Request — Among the entries, which lines carry the string "先序遍历非递归"? Copy each of them.
======== Material
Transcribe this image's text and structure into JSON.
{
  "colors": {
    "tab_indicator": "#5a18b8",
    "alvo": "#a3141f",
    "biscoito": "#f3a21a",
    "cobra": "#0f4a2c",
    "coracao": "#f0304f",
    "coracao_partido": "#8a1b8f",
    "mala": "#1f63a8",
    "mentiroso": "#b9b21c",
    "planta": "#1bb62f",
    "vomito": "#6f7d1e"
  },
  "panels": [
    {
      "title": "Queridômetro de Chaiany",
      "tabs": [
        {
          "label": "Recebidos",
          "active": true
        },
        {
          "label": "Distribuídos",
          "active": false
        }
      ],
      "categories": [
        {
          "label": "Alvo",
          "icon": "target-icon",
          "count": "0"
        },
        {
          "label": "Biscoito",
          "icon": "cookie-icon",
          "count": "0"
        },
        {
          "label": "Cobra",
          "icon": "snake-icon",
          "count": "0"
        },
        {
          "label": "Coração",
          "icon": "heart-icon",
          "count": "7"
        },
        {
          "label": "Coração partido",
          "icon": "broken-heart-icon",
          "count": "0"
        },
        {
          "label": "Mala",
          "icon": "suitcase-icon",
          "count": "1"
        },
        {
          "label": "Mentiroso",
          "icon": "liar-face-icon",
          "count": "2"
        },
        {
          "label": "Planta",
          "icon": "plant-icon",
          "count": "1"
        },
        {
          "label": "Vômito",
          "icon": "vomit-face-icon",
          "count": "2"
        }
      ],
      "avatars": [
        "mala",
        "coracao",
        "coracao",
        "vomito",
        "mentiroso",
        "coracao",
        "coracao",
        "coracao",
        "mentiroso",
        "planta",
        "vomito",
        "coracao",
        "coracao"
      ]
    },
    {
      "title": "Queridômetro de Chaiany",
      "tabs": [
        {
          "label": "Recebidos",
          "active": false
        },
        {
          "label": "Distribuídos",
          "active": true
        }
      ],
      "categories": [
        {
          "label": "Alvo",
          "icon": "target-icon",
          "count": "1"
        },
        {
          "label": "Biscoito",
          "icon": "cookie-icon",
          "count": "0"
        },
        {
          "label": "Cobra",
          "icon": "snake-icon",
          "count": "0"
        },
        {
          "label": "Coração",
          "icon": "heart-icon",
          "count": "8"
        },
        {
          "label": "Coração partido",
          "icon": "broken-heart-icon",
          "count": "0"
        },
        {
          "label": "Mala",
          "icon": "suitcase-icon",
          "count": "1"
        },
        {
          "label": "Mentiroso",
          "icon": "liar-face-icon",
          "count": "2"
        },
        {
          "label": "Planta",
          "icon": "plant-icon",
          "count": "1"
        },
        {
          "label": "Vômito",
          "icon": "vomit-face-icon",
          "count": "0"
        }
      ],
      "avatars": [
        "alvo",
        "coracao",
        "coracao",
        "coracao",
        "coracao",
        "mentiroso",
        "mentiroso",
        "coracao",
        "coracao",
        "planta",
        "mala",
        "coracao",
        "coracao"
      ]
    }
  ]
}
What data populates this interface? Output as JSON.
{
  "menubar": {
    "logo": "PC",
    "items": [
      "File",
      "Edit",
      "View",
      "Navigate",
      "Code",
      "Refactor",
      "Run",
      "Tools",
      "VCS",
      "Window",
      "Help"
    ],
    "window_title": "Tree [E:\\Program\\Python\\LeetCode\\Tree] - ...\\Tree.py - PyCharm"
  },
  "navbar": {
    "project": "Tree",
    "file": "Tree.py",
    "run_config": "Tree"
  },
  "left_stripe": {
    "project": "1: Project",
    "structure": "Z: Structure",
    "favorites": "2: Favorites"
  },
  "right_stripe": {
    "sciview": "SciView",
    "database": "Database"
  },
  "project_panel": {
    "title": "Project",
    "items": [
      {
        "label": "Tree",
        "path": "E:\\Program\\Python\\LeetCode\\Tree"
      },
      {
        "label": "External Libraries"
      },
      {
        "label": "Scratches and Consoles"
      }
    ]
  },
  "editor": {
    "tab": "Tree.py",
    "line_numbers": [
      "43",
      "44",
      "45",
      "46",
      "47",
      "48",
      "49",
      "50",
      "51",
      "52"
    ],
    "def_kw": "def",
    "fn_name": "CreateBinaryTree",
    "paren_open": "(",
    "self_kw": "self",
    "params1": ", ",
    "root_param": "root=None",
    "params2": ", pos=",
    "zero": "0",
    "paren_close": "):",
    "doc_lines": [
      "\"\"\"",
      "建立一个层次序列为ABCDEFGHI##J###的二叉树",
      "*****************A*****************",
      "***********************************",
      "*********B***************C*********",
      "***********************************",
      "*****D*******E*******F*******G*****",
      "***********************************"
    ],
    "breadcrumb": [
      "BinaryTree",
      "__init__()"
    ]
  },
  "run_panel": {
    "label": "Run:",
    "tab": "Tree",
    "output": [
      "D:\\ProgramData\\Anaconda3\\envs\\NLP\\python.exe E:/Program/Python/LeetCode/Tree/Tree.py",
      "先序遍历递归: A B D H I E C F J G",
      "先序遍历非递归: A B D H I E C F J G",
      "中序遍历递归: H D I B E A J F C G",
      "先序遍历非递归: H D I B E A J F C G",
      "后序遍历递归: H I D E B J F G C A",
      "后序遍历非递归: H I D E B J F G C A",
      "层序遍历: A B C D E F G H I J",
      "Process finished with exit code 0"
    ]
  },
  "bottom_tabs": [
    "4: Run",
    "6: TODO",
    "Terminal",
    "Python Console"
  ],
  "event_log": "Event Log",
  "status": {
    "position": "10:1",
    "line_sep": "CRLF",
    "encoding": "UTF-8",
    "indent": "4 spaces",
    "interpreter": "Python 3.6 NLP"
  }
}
================
======== Material
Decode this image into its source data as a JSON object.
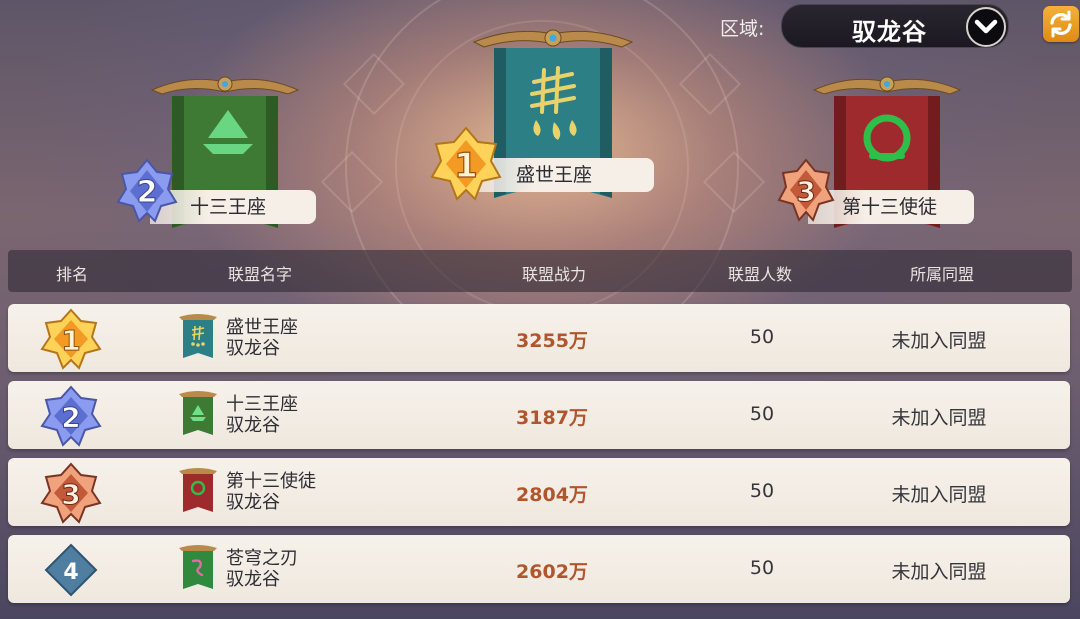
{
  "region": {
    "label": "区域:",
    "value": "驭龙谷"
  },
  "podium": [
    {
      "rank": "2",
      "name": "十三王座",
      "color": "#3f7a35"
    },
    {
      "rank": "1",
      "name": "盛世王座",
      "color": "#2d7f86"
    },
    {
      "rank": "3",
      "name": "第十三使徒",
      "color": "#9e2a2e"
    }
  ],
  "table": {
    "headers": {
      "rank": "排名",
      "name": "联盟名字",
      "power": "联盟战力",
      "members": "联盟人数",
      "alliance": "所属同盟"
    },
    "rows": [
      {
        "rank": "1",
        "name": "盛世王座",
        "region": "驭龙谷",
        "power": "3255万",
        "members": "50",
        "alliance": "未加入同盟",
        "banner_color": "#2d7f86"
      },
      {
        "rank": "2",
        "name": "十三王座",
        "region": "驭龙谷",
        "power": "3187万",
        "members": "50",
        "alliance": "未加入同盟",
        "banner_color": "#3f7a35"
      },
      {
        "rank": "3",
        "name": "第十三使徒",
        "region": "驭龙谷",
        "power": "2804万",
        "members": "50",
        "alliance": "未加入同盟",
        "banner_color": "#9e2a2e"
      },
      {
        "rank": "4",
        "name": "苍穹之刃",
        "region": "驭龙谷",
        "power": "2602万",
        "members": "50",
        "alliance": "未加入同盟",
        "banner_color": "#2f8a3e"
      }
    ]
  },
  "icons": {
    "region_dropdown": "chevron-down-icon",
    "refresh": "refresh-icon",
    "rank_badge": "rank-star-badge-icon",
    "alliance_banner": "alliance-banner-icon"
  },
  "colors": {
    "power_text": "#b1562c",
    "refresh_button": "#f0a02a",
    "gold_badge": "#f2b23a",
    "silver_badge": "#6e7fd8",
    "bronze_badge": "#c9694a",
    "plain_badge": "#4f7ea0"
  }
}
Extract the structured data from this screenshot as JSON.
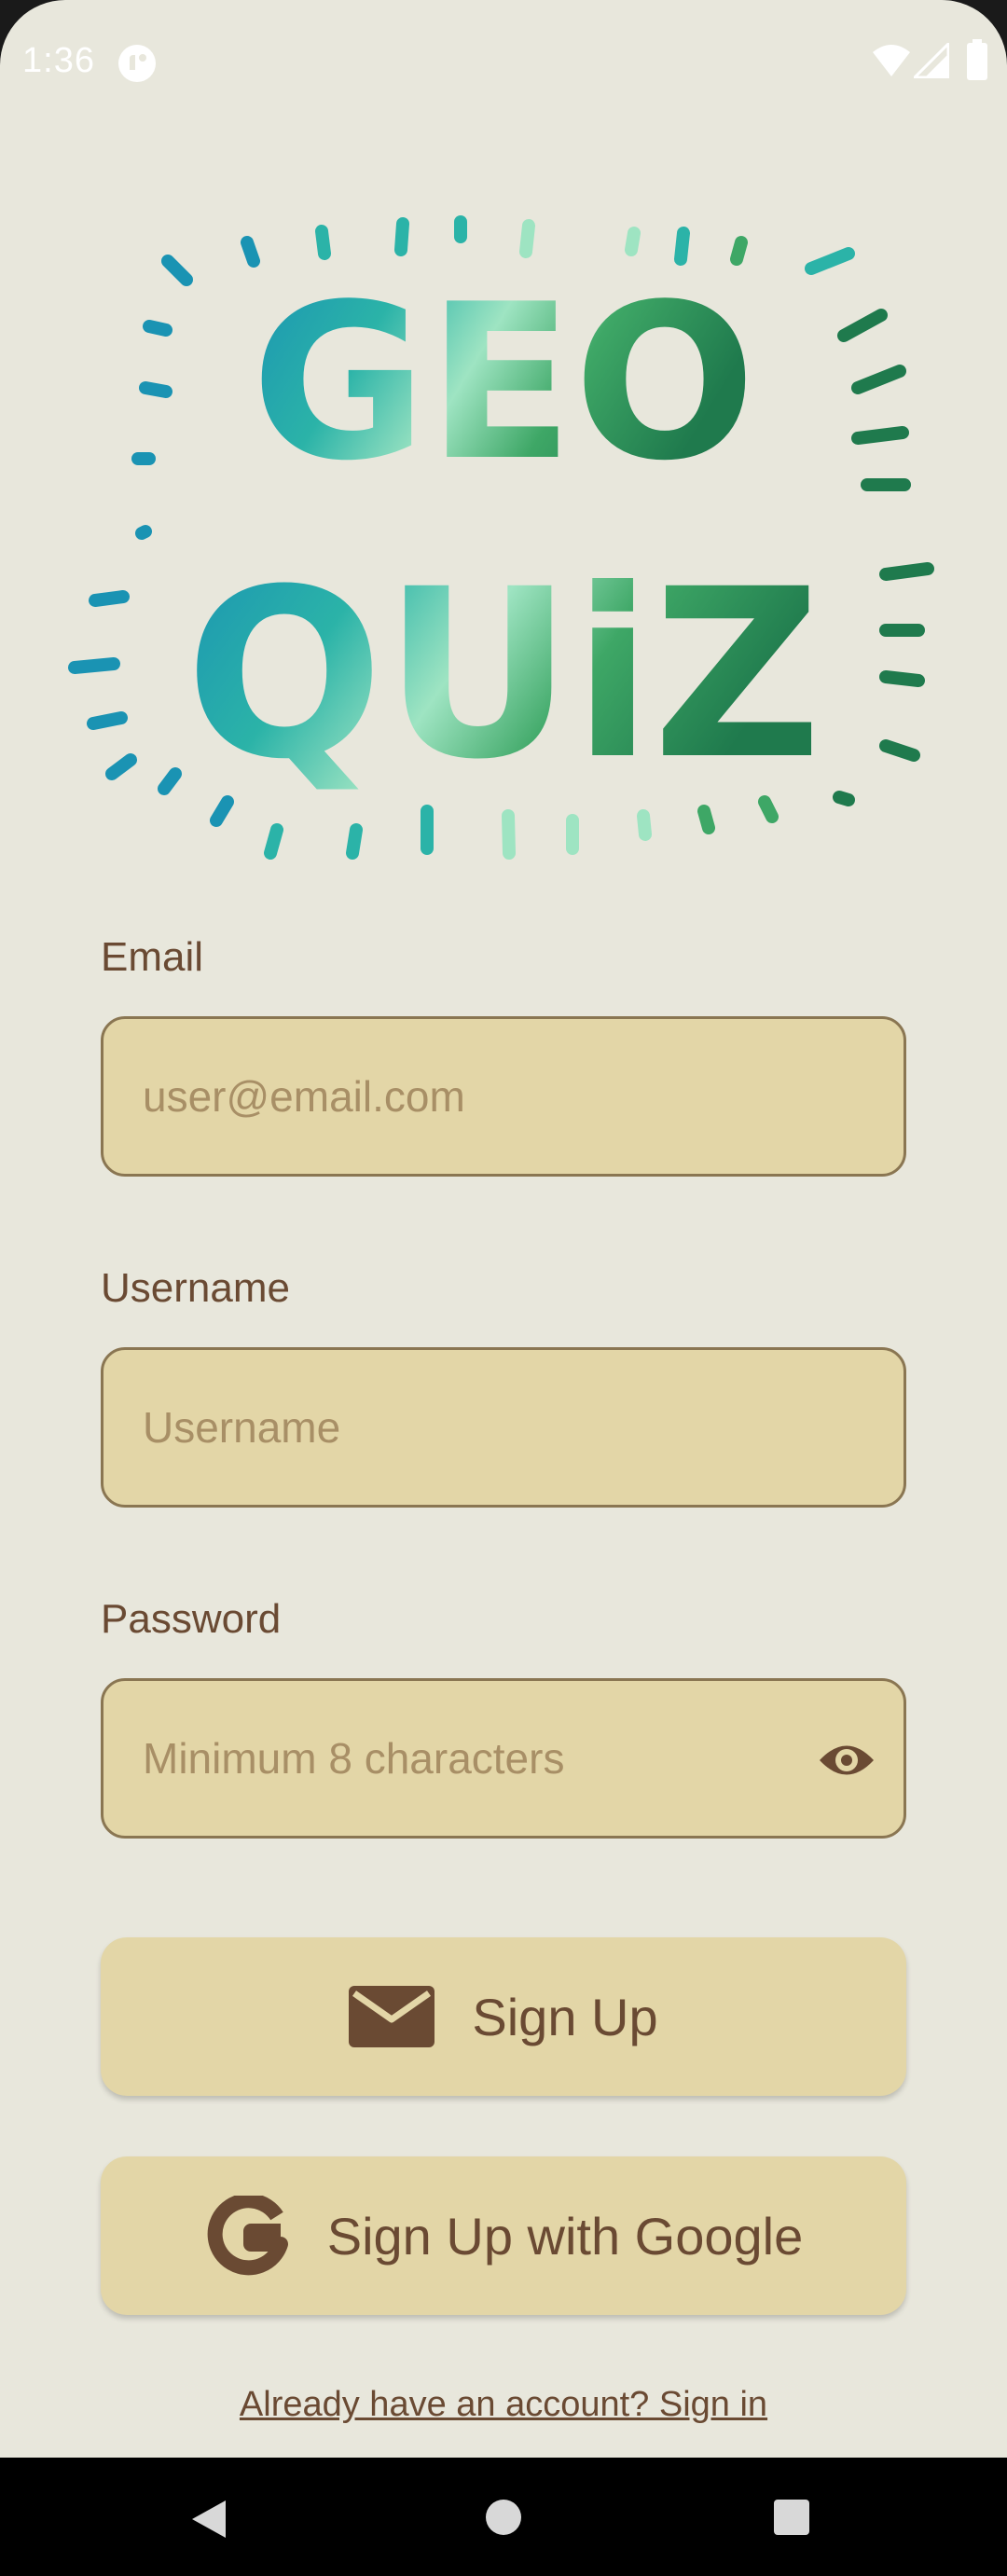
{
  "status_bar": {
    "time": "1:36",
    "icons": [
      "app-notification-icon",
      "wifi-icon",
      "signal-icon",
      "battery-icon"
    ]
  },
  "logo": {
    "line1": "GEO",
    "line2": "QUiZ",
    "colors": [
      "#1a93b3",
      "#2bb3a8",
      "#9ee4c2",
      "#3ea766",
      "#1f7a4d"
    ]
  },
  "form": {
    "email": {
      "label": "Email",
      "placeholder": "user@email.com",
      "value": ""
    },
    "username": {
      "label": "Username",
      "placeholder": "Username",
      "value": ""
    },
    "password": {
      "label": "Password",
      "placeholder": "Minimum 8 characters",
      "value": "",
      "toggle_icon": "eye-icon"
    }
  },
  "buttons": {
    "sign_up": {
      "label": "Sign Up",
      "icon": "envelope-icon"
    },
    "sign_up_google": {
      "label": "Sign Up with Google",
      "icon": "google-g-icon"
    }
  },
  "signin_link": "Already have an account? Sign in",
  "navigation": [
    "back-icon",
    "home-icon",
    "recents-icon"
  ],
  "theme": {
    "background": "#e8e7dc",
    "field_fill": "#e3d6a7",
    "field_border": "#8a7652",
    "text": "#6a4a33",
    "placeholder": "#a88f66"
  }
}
================
Task solution —
      "先序遍历非递归: A B D H I E C F J G",
      "先序遍历非递归: H D I B E A J F C G",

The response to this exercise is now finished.